EXERCISE AIM: Would you repeat the listing exactly but omit every picture?

----------------------------------------

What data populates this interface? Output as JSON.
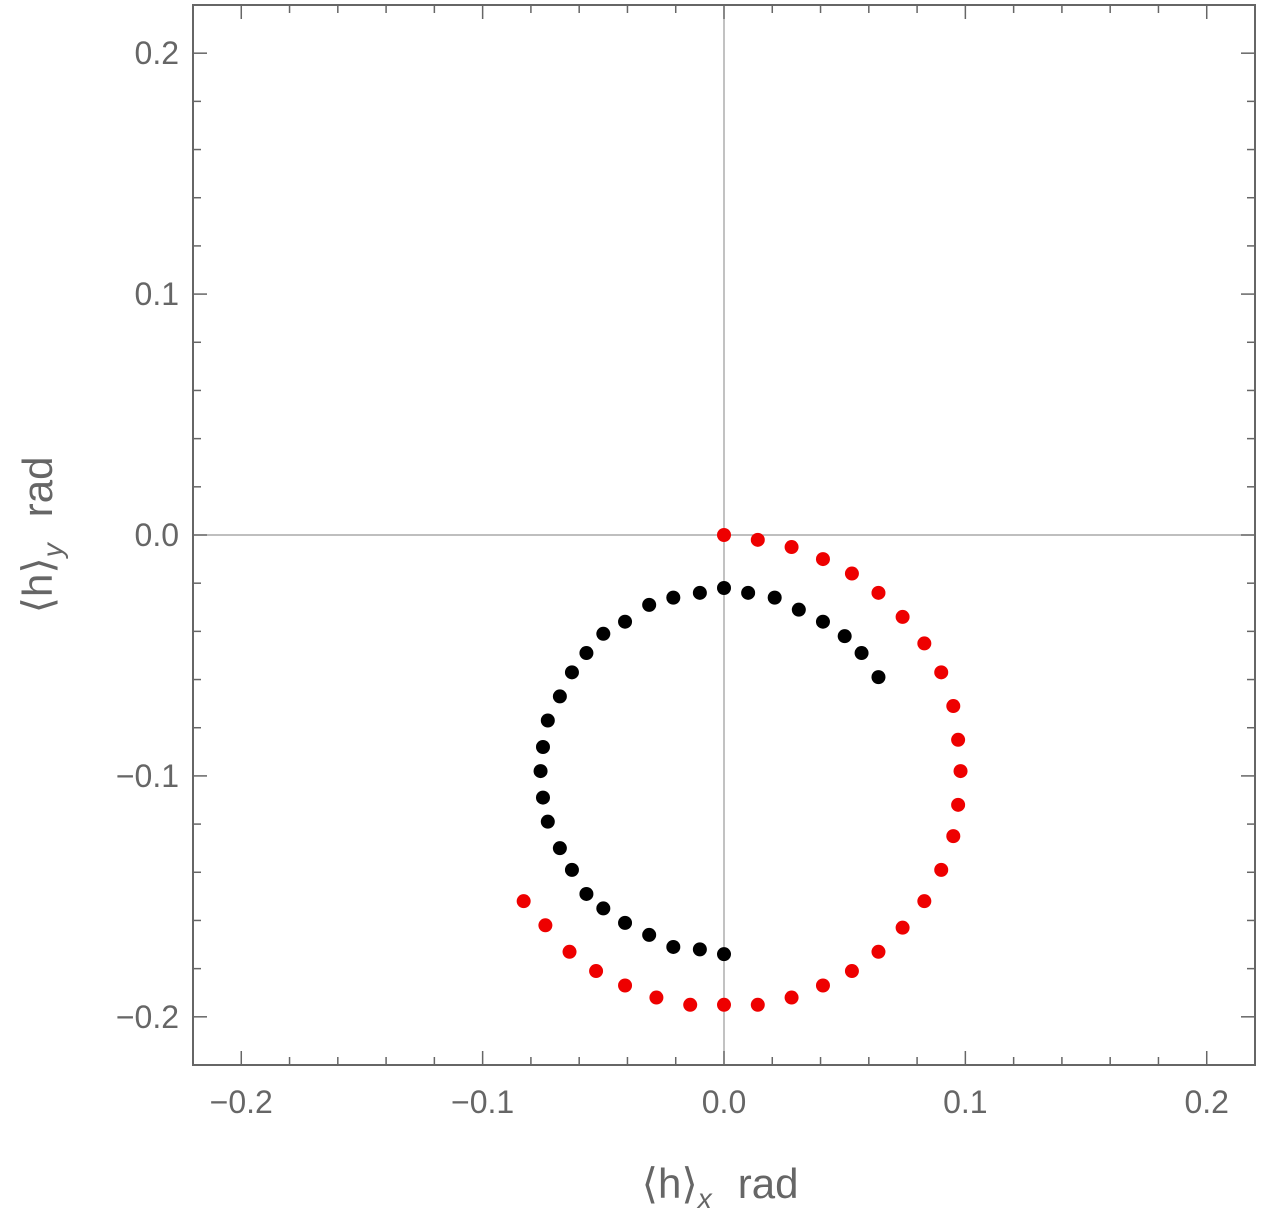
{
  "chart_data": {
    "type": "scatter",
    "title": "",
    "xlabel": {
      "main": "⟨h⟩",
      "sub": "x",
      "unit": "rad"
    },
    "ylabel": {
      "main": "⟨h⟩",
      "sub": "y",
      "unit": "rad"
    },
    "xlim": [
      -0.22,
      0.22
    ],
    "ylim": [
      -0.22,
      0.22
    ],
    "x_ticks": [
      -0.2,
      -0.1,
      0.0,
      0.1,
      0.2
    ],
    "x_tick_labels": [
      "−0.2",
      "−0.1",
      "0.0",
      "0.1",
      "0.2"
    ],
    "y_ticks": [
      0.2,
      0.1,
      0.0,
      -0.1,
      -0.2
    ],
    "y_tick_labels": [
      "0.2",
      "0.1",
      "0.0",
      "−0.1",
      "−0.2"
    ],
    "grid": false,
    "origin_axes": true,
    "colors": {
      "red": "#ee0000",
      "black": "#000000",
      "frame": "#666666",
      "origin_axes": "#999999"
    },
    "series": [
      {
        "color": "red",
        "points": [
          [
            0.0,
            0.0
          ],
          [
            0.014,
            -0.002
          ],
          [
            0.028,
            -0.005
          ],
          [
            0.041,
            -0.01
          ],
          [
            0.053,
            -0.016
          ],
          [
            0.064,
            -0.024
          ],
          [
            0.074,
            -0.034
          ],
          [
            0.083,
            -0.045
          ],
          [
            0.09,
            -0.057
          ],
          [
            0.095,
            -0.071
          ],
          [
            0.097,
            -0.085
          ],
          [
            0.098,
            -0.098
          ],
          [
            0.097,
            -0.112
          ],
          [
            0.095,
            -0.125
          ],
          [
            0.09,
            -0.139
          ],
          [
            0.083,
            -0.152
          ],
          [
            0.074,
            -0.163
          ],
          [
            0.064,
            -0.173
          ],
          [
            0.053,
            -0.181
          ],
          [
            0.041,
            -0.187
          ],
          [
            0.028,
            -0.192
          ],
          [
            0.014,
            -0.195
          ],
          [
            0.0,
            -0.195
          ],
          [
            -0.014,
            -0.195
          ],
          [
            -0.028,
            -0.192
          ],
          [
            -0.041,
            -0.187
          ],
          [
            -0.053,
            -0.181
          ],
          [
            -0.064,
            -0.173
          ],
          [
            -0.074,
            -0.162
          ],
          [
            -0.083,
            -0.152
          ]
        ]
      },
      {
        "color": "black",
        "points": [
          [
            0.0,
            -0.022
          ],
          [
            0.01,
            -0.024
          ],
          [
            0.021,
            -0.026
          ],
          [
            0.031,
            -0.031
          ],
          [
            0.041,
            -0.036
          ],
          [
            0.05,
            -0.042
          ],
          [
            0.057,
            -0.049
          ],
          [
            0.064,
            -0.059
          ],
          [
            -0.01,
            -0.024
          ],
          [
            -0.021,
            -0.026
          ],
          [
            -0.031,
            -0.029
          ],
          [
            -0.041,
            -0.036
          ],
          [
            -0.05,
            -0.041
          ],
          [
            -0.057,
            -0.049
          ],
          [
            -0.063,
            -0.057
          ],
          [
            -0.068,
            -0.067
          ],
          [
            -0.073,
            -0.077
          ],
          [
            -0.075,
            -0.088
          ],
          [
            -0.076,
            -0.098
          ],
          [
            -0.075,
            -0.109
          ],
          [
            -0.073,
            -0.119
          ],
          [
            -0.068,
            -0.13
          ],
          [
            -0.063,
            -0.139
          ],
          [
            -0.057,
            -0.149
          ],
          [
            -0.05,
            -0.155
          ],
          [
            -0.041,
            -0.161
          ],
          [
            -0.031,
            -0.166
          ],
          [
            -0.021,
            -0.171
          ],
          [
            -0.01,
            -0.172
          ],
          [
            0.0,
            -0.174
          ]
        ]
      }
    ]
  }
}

----------------------------------------

FULL SOLUTION:
What data populates this interface? Output as JSON.
{
  "chart_data": {
    "type": "scatter",
    "title": "",
    "xlabel": {
      "main": "⟨h⟩",
      "sub": "x",
      "unit": "rad"
    },
    "ylabel": {
      "main": "⟨h⟩",
      "sub": "y",
      "unit": "rad"
    },
    "xlim": [
      -0.22,
      0.22
    ],
    "ylim": [
      -0.22,
      0.22
    ],
    "x_ticks": [
      -0.2,
      -0.1,
      0.0,
      0.1,
      0.2
    ],
    "x_tick_labels": [
      "−0.2",
      "−0.1",
      "0.0",
      "0.1",
      "0.2"
    ],
    "y_ticks": [
      0.2,
      0.1,
      0.0,
      -0.1,
      -0.2
    ],
    "y_tick_labels": [
      "0.2",
      "0.1",
      "0.0",
      "−0.1",
      "−0.2"
    ],
    "grid": false,
    "origin_axes": true,
    "colors": {
      "red": "#ee0000",
      "black": "#000000",
      "frame": "#666666",
      "origin_axes": "#999999"
    },
    "series": [
      {
        "color": "red",
        "points": [
          [
            0.0,
            0.0
          ],
          [
            0.014,
            -0.002
          ],
          [
            0.028,
            -0.005
          ],
          [
            0.041,
            -0.01
          ],
          [
            0.053,
            -0.016
          ],
          [
            0.064,
            -0.024
          ],
          [
            0.074,
            -0.034
          ],
          [
            0.083,
            -0.045
          ],
          [
            0.09,
            -0.057
          ],
          [
            0.095,
            -0.071
          ],
          [
            0.097,
            -0.085
          ],
          [
            0.098,
            -0.098
          ],
          [
            0.097,
            -0.112
          ],
          [
            0.095,
            -0.125
          ],
          [
            0.09,
            -0.139
          ],
          [
            0.083,
            -0.152
          ],
          [
            0.074,
            -0.163
          ],
          [
            0.064,
            -0.173
          ],
          [
            0.053,
            -0.181
          ],
          [
            0.041,
            -0.187
          ],
          [
            0.028,
            -0.192
          ],
          [
            0.014,
            -0.195
          ],
          [
            0.0,
            -0.195
          ],
          [
            -0.014,
            -0.195
          ],
          [
            -0.028,
            -0.192
          ],
          [
            -0.041,
            -0.187
          ],
          [
            -0.053,
            -0.181
          ],
          [
            -0.064,
            -0.173
          ],
          [
            -0.074,
            -0.162
          ],
          [
            -0.083,
            -0.152
          ]
        ]
      },
      {
        "color": "black",
        "points": [
          [
            0.0,
            -0.022
          ],
          [
            0.01,
            -0.024
          ],
          [
            0.021,
            -0.026
          ],
          [
            0.031,
            -0.031
          ],
          [
            0.041,
            -0.036
          ],
          [
            0.05,
            -0.042
          ],
          [
            0.057,
            -0.049
          ],
          [
            0.064,
            -0.059
          ],
          [
            -0.01,
            -0.024
          ],
          [
            -0.021,
            -0.026
          ],
          [
            -0.031,
            -0.029
          ],
          [
            -0.041,
            -0.036
          ],
          [
            -0.05,
            -0.041
          ],
          [
            -0.057,
            -0.049
          ],
          [
            -0.063,
            -0.057
          ],
          [
            -0.068,
            -0.067
          ],
          [
            -0.073,
            -0.077
          ],
          [
            -0.075,
            -0.088
          ],
          [
            -0.076,
            -0.098
          ],
          [
            -0.075,
            -0.109
          ],
          [
            -0.073,
            -0.119
          ],
          [
            -0.068,
            -0.13
          ],
          [
            -0.063,
            -0.139
          ],
          [
            -0.057,
            -0.149
          ],
          [
            -0.05,
            -0.155
          ],
          [
            -0.041,
            -0.161
          ],
          [
            -0.031,
            -0.166
          ],
          [
            -0.021,
            -0.171
          ],
          [
            -0.01,
            -0.172
          ],
          [
            0.0,
            -0.174
          ]
        ]
      }
    ]
  }
}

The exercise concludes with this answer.